Problem:
Leave out the images; return the rest of the data exactly.

Records from a collection
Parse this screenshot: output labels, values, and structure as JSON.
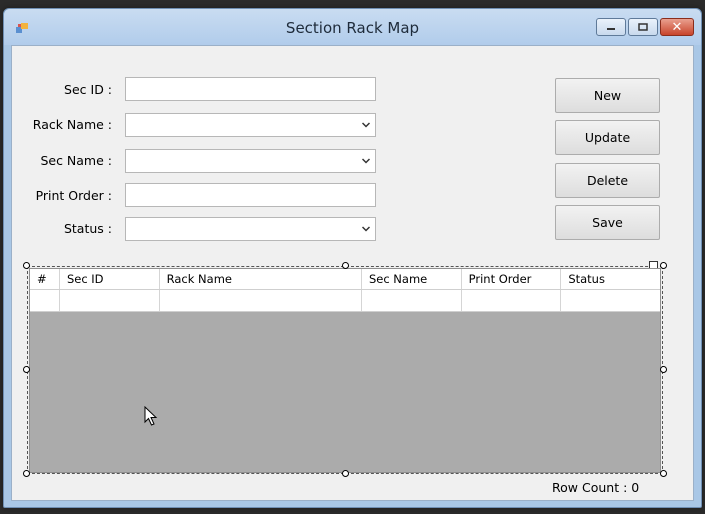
{
  "window": {
    "title": "Section Rack Map"
  },
  "form": {
    "sec_id": {
      "label": "Sec ID :",
      "value": ""
    },
    "rack_name": {
      "label": "Rack Name :",
      "value": ""
    },
    "sec_name": {
      "label": "Sec Name :",
      "value": ""
    },
    "print_order": {
      "label": "Print Order :",
      "value": ""
    },
    "status": {
      "label": "Status :",
      "value": ""
    }
  },
  "buttons": {
    "new": "New",
    "update": "Update",
    "delete": "Delete",
    "save": "Save"
  },
  "grid": {
    "columns": [
      "#",
      "Sec ID",
      "Rack Name",
      "Sec Name",
      "Print Order",
      "Status"
    ],
    "rows": [
      [
        "",
        "",
        "",
        "",
        "",
        ""
      ]
    ]
  },
  "footer": {
    "row_count": "Row Count : 0"
  },
  "colors": {
    "titlebar": "#b8d1ee",
    "client": "#f0f0f0",
    "grid_bg": "#ababab",
    "close": "#c8442b"
  }
}
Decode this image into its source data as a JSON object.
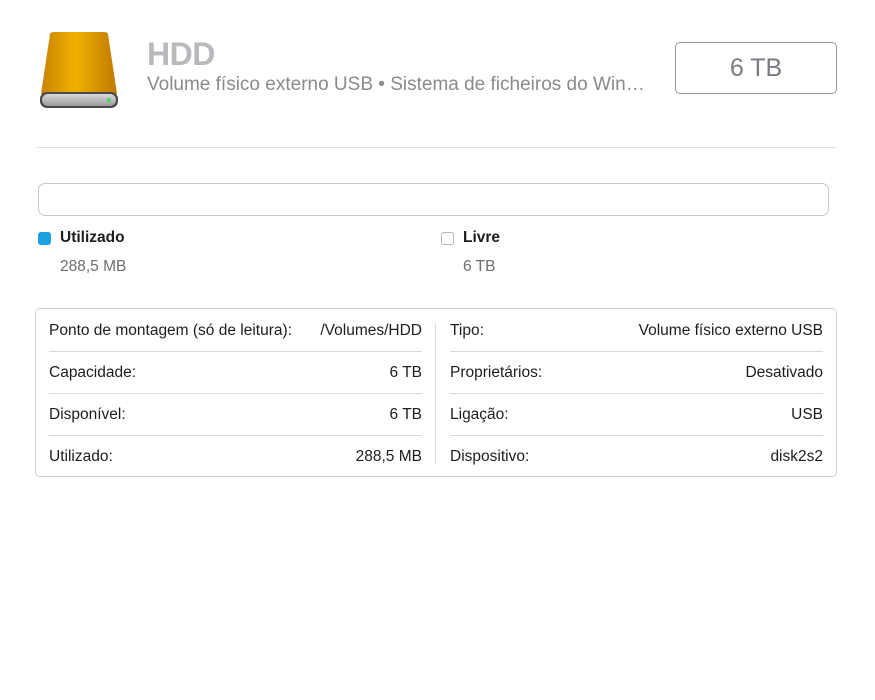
{
  "header": {
    "title": "HDD",
    "subtitle": "Volume físico externo USB • Sistema de ficheiros do Windo...",
    "capacity": "6 TB",
    "icon": "external-drive-icon"
  },
  "usage": {
    "used_fraction": 5e-05,
    "colors": {
      "used": "#1ba1e2",
      "free": "#ffffff"
    },
    "legend": [
      {
        "label": "Utilizado",
        "value": "288,5 MB"
      },
      {
        "label": "Livre",
        "value": "6 TB"
      }
    ]
  },
  "info": {
    "left": [
      {
        "key": "Ponto de montagem (só de leitura):",
        "value": "/Volumes/HDD"
      },
      {
        "key": "Capacidade:",
        "value": "6 TB"
      },
      {
        "key": "Disponível:",
        "value": "6 TB"
      },
      {
        "key": "Utilizado:",
        "value": "288,5 MB"
      }
    ],
    "right": [
      {
        "key": "Tipo:",
        "value": "Volume físico externo USB"
      },
      {
        "key": "Proprietários:",
        "value": "Desativado"
      },
      {
        "key": "Ligação:",
        "value": "USB"
      },
      {
        "key": "Dispositivo:",
        "value": "disk2s2"
      }
    ]
  }
}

Written answer:
Parse this screenshot: output labels, values, and structure as JSON.
{
  "window": {
    "title": "Section Rack Map"
  },
  "form": {
    "sec_id": {
      "label": "Sec ID :",
      "value": ""
    },
    "rack_name": {
      "label": "Rack Name :",
      "value": ""
    },
    "sec_name": {
      "label": "Sec Name :",
      "value": ""
    },
    "print_order": {
      "label": "Print Order :",
      "value": ""
    },
    "status": {
      "label": "Status :",
      "value": ""
    }
  },
  "buttons": {
    "new": "New",
    "update": "Update",
    "delete": "Delete",
    "save": "Save"
  },
  "grid": {
    "columns": [
      "#",
      "Sec ID",
      "Rack Name",
      "Sec Name",
      "Print Order",
      "Status"
    ],
    "rows": [
      [
        "",
        "",
        "",
        "",
        "",
        ""
      ]
    ]
  },
  "footer": {
    "row_count": "Row Count : 0"
  },
  "colors": {
    "titlebar": "#b8d1ee",
    "client": "#f0f0f0",
    "grid_bg": "#ababab",
    "close": "#c8442b"
  }
}
Decode this image into its source data as a JSON object.
{
  "header": {
    "title": "HDD",
    "subtitle": "Volume físico externo USB • Sistema de ficheiros do Windo...",
    "capacity": "6 TB",
    "icon": "external-drive-icon"
  },
  "usage": {
    "used_fraction": 5e-05,
    "colors": {
      "used": "#1ba1e2",
      "free": "#ffffff"
    },
    "legend": [
      {
        "label": "Utilizado",
        "value": "288,5 MB"
      },
      {
        "label": "Livre",
        "value": "6 TB"
      }
    ]
  },
  "info": {
    "left": [
      {
        "key": "Ponto de montagem (só de leitura):",
        "value": "/Volumes/HDD"
      },
      {
        "key": "Capacidade:",
        "value": "6 TB"
      },
      {
        "key": "Disponível:",
        "value": "6 TB"
      },
      {
        "key": "Utilizado:",
        "value": "288,5 MB"
      }
    ],
    "right": [
      {
        "key": "Tipo:",
        "value": "Volume físico externo USB"
      },
      {
        "key": "Proprietários:",
        "value": "Desativado"
      },
      {
        "key": "Ligação:",
        "value": "USB"
      },
      {
        "key": "Dispositivo:",
        "value": "disk2s2"
      }
    ]
  }
}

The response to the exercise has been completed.